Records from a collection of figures
******

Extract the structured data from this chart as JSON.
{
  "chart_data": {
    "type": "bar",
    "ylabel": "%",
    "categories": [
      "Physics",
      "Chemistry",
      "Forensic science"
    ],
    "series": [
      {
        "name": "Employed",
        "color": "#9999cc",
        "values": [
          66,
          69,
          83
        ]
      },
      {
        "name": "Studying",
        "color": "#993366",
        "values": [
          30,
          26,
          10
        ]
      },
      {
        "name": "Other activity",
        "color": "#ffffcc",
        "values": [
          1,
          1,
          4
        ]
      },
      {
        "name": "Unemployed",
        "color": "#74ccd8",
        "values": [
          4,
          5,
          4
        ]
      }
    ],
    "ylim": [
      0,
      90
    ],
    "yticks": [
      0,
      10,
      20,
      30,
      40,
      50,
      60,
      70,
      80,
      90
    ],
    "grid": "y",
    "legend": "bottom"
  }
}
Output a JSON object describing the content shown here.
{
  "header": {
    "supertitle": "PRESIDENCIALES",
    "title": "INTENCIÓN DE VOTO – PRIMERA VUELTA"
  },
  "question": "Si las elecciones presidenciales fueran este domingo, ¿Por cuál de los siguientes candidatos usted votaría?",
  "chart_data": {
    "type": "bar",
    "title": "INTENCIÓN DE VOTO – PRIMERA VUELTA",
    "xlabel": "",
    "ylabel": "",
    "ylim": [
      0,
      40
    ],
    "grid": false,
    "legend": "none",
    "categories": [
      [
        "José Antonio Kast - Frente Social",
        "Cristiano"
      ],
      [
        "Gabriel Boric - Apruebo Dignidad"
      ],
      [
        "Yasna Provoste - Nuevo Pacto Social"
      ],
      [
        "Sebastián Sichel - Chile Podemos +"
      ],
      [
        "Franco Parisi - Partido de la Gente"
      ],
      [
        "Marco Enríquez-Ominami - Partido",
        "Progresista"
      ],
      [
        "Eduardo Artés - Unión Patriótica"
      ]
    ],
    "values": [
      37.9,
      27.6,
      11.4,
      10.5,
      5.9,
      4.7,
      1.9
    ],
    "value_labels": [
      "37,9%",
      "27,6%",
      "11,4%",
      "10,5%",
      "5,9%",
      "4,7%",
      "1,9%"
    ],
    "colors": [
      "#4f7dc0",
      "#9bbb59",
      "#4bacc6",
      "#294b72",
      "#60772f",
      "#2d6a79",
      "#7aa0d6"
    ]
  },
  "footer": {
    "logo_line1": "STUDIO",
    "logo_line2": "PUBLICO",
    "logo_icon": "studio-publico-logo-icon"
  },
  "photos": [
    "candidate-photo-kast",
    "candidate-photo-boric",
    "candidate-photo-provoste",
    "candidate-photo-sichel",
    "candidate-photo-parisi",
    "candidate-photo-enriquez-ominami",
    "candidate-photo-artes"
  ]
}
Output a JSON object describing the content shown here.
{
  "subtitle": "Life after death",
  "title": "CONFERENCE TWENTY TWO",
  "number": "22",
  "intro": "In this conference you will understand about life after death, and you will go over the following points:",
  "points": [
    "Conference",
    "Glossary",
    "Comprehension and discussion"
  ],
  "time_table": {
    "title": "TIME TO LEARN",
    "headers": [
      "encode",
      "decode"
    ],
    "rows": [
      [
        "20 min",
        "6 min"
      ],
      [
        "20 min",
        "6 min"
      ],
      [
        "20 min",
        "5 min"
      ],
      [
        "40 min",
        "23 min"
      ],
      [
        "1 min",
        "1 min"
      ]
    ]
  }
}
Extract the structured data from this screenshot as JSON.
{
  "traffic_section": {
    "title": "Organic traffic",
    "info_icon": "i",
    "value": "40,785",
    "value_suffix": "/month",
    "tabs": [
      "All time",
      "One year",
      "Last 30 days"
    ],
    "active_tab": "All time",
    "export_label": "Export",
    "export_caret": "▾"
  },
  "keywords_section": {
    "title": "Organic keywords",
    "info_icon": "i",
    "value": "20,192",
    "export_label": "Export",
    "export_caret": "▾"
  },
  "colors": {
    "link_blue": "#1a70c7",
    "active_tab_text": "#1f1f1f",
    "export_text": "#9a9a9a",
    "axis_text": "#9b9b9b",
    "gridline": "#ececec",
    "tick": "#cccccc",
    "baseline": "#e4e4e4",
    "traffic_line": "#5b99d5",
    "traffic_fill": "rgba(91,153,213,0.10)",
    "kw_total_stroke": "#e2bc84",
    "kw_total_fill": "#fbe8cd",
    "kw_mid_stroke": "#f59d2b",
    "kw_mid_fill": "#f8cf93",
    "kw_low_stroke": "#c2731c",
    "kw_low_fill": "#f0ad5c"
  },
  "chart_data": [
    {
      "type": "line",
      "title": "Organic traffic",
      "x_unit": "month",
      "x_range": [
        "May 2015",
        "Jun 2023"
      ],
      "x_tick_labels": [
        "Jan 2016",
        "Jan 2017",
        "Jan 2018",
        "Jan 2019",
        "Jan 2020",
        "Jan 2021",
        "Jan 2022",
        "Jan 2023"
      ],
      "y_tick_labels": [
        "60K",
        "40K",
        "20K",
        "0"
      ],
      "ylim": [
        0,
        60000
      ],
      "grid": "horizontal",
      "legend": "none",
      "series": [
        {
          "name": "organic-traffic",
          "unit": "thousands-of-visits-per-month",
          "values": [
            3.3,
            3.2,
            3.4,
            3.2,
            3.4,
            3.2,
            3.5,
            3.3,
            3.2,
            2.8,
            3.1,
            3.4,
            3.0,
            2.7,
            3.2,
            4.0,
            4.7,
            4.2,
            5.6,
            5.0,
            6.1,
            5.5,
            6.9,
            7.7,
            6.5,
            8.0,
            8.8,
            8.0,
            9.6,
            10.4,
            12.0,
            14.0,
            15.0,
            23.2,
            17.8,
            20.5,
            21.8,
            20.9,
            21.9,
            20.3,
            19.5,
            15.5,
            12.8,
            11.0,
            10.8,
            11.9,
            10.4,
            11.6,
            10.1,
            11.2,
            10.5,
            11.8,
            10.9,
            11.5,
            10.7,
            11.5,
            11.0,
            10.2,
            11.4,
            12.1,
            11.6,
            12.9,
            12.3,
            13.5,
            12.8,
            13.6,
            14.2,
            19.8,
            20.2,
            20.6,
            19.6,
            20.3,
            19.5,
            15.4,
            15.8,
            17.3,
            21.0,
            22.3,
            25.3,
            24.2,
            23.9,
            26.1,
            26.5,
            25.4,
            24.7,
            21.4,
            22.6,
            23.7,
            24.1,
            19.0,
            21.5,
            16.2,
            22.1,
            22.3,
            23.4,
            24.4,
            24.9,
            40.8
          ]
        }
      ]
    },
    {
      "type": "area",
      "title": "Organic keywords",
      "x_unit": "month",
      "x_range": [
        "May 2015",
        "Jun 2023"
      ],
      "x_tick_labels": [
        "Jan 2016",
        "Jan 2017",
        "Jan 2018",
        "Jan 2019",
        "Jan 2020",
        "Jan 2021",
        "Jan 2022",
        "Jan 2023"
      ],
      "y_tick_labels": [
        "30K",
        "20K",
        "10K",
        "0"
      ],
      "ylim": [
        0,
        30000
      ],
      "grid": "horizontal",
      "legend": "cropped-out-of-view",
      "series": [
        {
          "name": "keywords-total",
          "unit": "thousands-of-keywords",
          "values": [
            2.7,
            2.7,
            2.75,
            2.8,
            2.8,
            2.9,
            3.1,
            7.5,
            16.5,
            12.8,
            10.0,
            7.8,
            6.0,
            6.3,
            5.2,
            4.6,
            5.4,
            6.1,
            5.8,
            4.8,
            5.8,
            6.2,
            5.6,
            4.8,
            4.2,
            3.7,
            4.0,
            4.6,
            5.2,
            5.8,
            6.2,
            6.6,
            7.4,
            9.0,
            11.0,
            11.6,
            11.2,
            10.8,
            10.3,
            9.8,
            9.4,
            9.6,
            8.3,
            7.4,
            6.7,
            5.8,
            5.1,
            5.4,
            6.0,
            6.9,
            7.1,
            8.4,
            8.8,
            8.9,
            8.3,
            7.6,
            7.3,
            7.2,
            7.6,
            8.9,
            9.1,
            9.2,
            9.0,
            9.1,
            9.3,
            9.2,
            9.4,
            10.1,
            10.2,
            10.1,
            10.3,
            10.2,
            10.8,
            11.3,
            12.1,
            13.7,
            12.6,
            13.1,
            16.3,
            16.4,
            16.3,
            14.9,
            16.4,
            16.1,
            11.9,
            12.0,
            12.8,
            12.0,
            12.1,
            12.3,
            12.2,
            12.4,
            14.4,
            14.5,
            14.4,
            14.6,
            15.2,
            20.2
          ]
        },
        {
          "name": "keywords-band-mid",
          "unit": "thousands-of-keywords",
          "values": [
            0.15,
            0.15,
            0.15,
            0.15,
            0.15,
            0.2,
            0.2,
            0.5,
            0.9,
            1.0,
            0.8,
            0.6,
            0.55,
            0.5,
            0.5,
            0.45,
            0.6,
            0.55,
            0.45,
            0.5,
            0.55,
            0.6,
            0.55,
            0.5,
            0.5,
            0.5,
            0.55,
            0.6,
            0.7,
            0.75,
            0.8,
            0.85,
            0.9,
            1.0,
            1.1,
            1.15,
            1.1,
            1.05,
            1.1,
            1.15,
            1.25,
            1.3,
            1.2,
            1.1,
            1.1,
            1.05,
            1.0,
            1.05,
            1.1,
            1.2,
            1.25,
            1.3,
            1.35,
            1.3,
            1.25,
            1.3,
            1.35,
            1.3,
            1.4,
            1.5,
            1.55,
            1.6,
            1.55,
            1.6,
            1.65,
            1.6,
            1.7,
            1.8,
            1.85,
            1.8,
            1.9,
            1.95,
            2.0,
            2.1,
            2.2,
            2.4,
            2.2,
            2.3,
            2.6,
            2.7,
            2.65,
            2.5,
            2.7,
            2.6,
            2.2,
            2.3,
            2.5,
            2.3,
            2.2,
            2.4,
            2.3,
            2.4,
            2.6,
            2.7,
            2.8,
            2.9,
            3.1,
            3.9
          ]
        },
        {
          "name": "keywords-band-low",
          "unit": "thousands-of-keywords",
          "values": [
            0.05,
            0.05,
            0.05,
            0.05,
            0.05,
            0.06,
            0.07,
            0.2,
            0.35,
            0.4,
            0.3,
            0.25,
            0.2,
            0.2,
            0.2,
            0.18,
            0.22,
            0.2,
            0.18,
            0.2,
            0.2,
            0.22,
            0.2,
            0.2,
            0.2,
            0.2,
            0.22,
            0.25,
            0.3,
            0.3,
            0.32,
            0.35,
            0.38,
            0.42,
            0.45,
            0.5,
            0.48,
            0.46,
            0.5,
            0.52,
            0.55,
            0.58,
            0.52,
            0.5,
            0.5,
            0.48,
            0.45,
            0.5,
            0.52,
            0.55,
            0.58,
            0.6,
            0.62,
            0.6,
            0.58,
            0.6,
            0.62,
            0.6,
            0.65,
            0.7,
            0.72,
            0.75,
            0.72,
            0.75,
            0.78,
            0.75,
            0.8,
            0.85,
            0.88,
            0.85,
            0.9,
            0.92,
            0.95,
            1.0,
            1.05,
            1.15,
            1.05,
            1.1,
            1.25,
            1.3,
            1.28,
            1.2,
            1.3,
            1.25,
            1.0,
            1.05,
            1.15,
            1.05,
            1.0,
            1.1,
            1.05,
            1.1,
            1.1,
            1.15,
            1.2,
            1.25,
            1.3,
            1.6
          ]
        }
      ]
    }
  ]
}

******

• What you will do: In the entries above, find lines with "band" and copy each.

• Task response:
          "name": "keywords-band-mid",
          "name": "keywords-band-low",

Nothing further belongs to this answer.